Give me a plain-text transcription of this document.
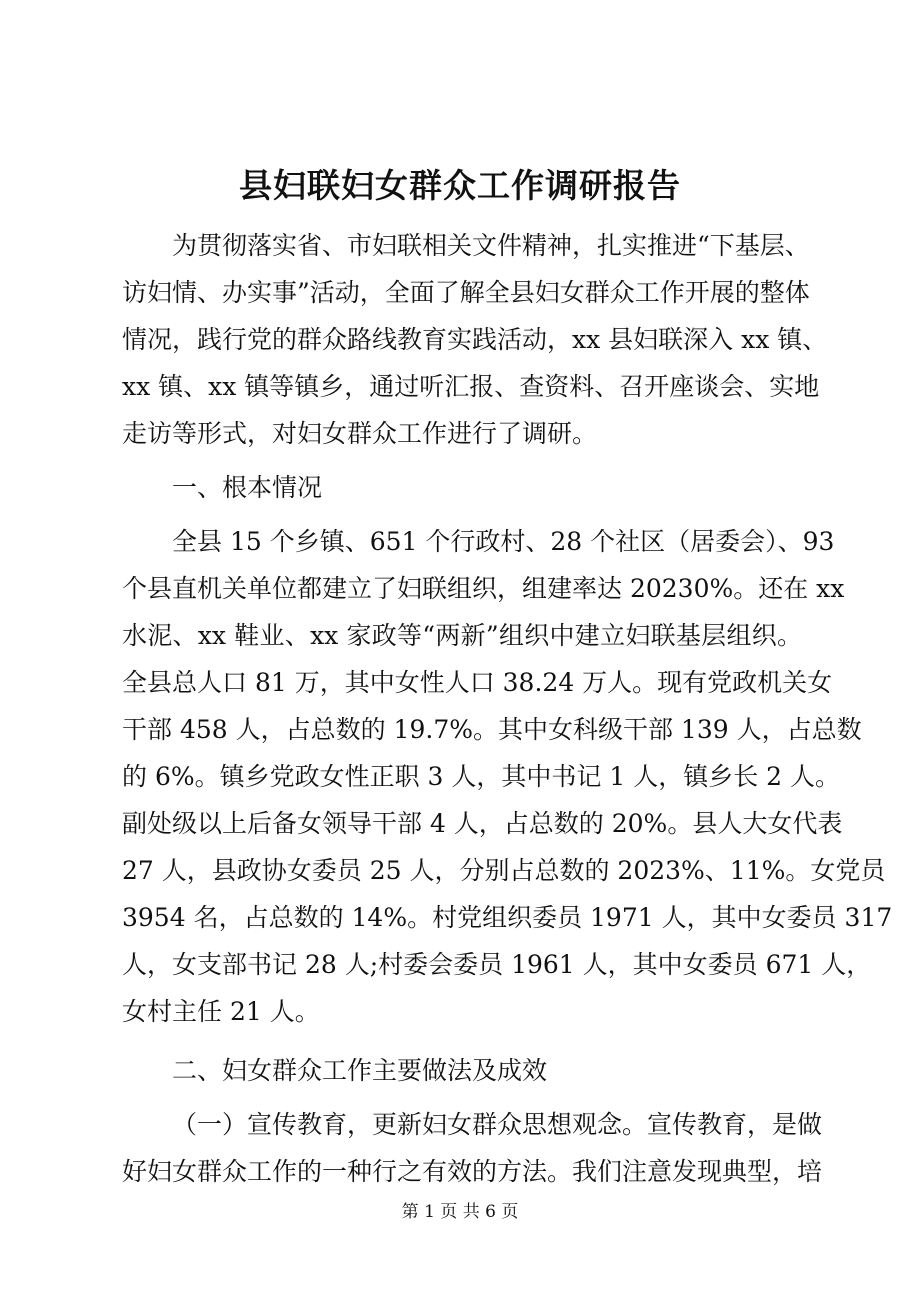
县妇联妇女群众工作调研报告
为贯彻落实省、市妇联相关文件精神，扎实推进“下基层、
访妇情、办实事”活动，全面了解全县妇女群众工作开展的整体
情况，践行党的群众路线教育实践活动，xx 县妇联深入 xx 镇、
xx 镇、xx 镇等镇乡，通过听汇报、查资料、召开座谈会、实地
走访等形式，对妇女群众工作进行了调研。
一、根本情况
全县 15 个乡镇、651 个行政村、28 个社区（居委会）、93
个县直机关单位都建立了妇联组织，组建率达 20230%。还在 xx
水泥、xx 鞋业、xx 家政等“两新”组织中建立妇联基层组织。
全县总人口 81 万，其中女性人口 38.24 万人。现有党政机关女
干部 458 人，占总数的 19.7%。其中女科级干部 139 人，占总数
的 6%。镇乡党政女性正职 3 人，其中书记 1 人，镇乡长 2 人。
副处级以上后备女领导干部 4 人，占总数的 20%。县人大女代表
27 人，县政协女委员 25 人，分别占总数的 2023%、11%。女党员
3954 名，占总数的 14%。村党组织委员 1971 人，其中女委员 317
人，女支部书记 28 人;村委会委员 1961 人，其中女委员 671 人，
女村主任 21 人。
二、妇女群众工作主要做法及成效
（一）宣传教育，更新妇女群众思想观念。宣传教育，是做
好妇女群众工作的一种行之有效的方法。我们注意发现典型，培
第 1 页 共 6 页
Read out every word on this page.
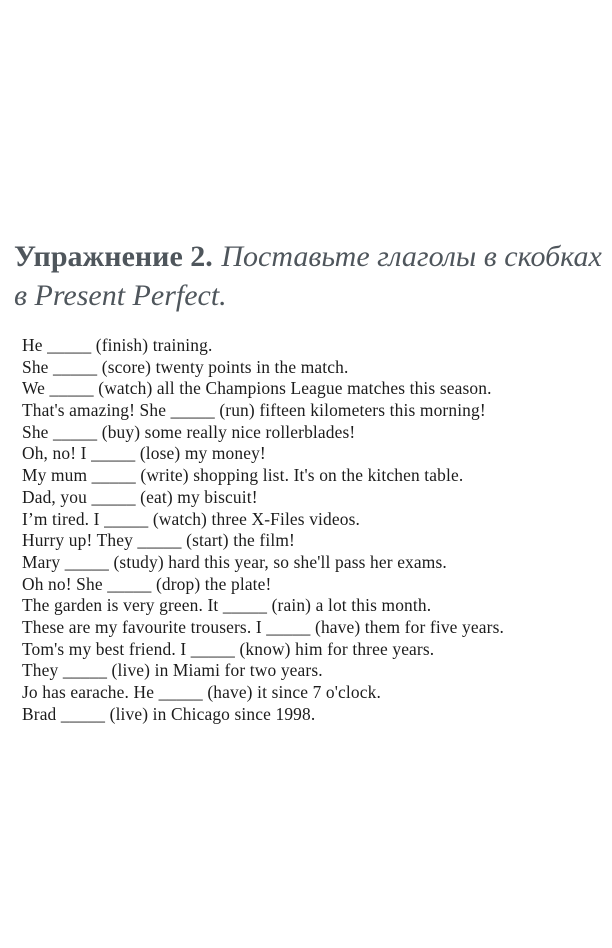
Упражнение 2. Поставьте глаголы в скобках в Present Perfect.
He _____ (finish) training.
She _____ (score) twenty points in the match.
We _____ (watch) all the Champions League matches this season.
That's amazing! She _____ (run) fifteen kilometers this morning!
She _____ (buy) some really nice rollerblades!
Oh, no! I _____ (lose) my money!
My mum _____ (write) shopping list. It's on the kitchen table.
Dad, you _____ (eat) my biscuit!
I’m tired. I _____ (watch) three X-Files videos.
Hurry up! They _____ (start) the film!
Mary _____ (study) hard this year, so she'll pass her exams.
Oh no! She _____ (drop) the plate!
The garden is very green. It _____ (rain) a lot this month.
These are my favourite trousers. I _____ (have) them for five years.
Tom's my best friend. I _____ (know) him for three years.
They _____ (live) in Miami for two years.
Jo has earache. He _____ (have) it since 7 o'clock.
Brad _____ (live) in Chicago since 1998.
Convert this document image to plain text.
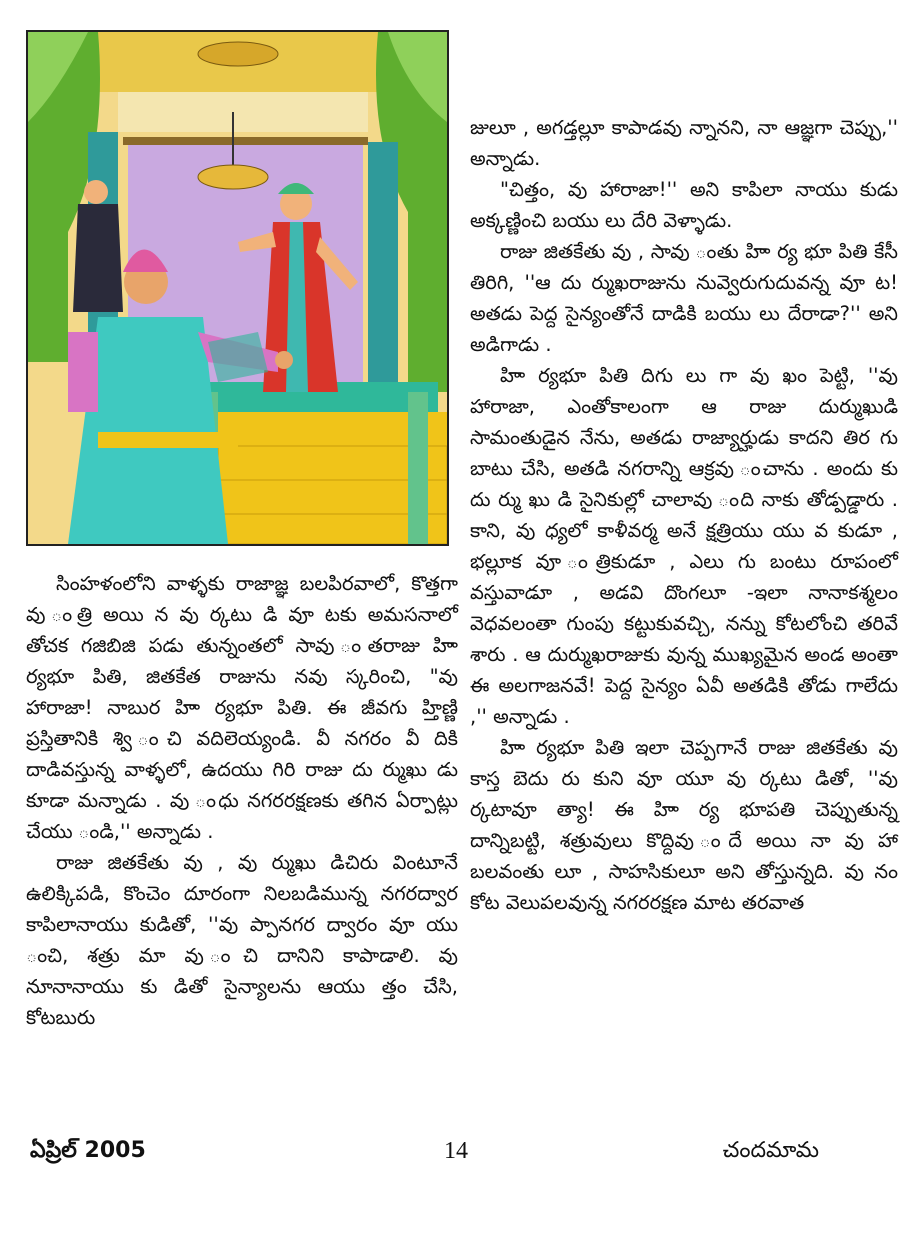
జులూ , అగడ్తల్లూ కాపాడవు న్నానని, నా ఆజ్ఞగా చెప్పు,'' అన్నాడు.

"చిత్తం, వు హారాజా!'' అని కాపిలా నాయు కుడు అక్కణ్ణించి బయు లు దేరి వెళ్ళాడు.

రాజు జితకేతు వు , సావు ంతు హిా ర్య భూ పితి కేసీ తిరిగి, ''ఆ దు ర్ముఖరాజును నువ్వెరుగుదువన్న వూ ట! అతడు పెద్ద సైన్యంతోనే దాడికి బయు లు దేరాడా?'' అని అడిగాడు .

హిా ర్యభూ పితి దిగు లు గా వు ఖం పెట్టి, ''వు హారాజా, ఎంతోకాలంగా ఆ రాజు దుర్ముఖుడి సామంతుడైన నేను, అతడు రాజ్యార్హుడు కాదని తిర గు బాటు చేసి, అతడి నగరాన్ని ఆక్రవు ంచాను . అందు కు దు ర్ము ఖు డి సైనికుల్లో చాలావు ంది నాకు తోడ్పడ్డారు . కాని, వు ధ్యలో కాళీవర్మ అనే క్షత్రియు యు వ కుడూ , భల్లూక వూ ంత్రికుడూ , ఎలు గు బంటు రూపంలో వస్తువాడూ , అడవి దొంగలూ -ఇలా నానాకశ్మలం వెధవలంతా గుంపు కట్టుకువచ్చి, నన్ను కోటలోంచి తరివే శారు . ఆ దుర్ముఖరాజుకు వున్న ముఖ్యమైన అండ అంతా ఈ అలగాజనవే! పెద్ద సైన్యం ఏవీ అతడికి తోడు గాలేదు ,'' అన్నాడు .

హిా ర్యభూ పితి ఇలా చెప్పగానే రాజు జితకేతు వు కాస్త బెదు రు కుని వూ యూ వు ర్కటు డితో, ''వు ర్కటావూ త్యా! ఈ హిా ర్య భూపతి చెప్పుతున్న దాన్నిబట్టి, శత్రువులు కొద్దివు ందే అయి నా వు హా బలవంతు లూ , సాహసికులూ అని తోస్తున్నది. వు నం కోట వెలుపలవున్న నగరరక్షణ మాట తరవాత

సింహళంలోని వాళ్ళకు రాజాజ్ఞ బలపిరవాలో, కొత్తగా వు ంత్రి అయి న వు ర్కటు డి వూ టకు అమసనాలో తోచక గజిబిజి పడు తున్నంతలో సావు ంతరాజు హిా ర్యభూ పితి, జితకేత రాజును నవు స్కరించి, "వు హారాజా! నాబుర హిా ర్యభూ పితి. ఈ జీవగు హ్తిణ్ణి ప్రస్తితానికి శ్వి ంచి వదిలెయ్యండి. వీ నగరం వీ దికి దాడివస్తున్న వాళ్ళలో, ఉదయు గిరి రాజు దు ర్ముఖు డు కూడా మన్నాడు . వు ంధు నగరరక్షణకు తగిన ఏర్పాట్లు చేయు ండి,'' అన్నాడు .

రాజు జితకేతు వు , వు ర్ముఖు డిచిరు వింటూనే ఉలిక్కిపడి, కొంచెం దూరంగా నిలబడిమున్న నగరద్వార కాపిలానాయు కుడితో, ''వు ప్పానగర ద్వారం వూ యు ంచి, శత్రు మా వు ంచి దానిని కాపాడాలి. వు నూనానాయు కు డితో సైన్యాలను ఆయు త్తం చేసి, కోటబురు

ఏప్రిల్ 2005	14	చందమామ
★ ★ ★ ★
Do this
Track down every line holding the string "plain" and copy it.

Response
Give me a plain-text transcription of this document.
Convert this document image to plain text.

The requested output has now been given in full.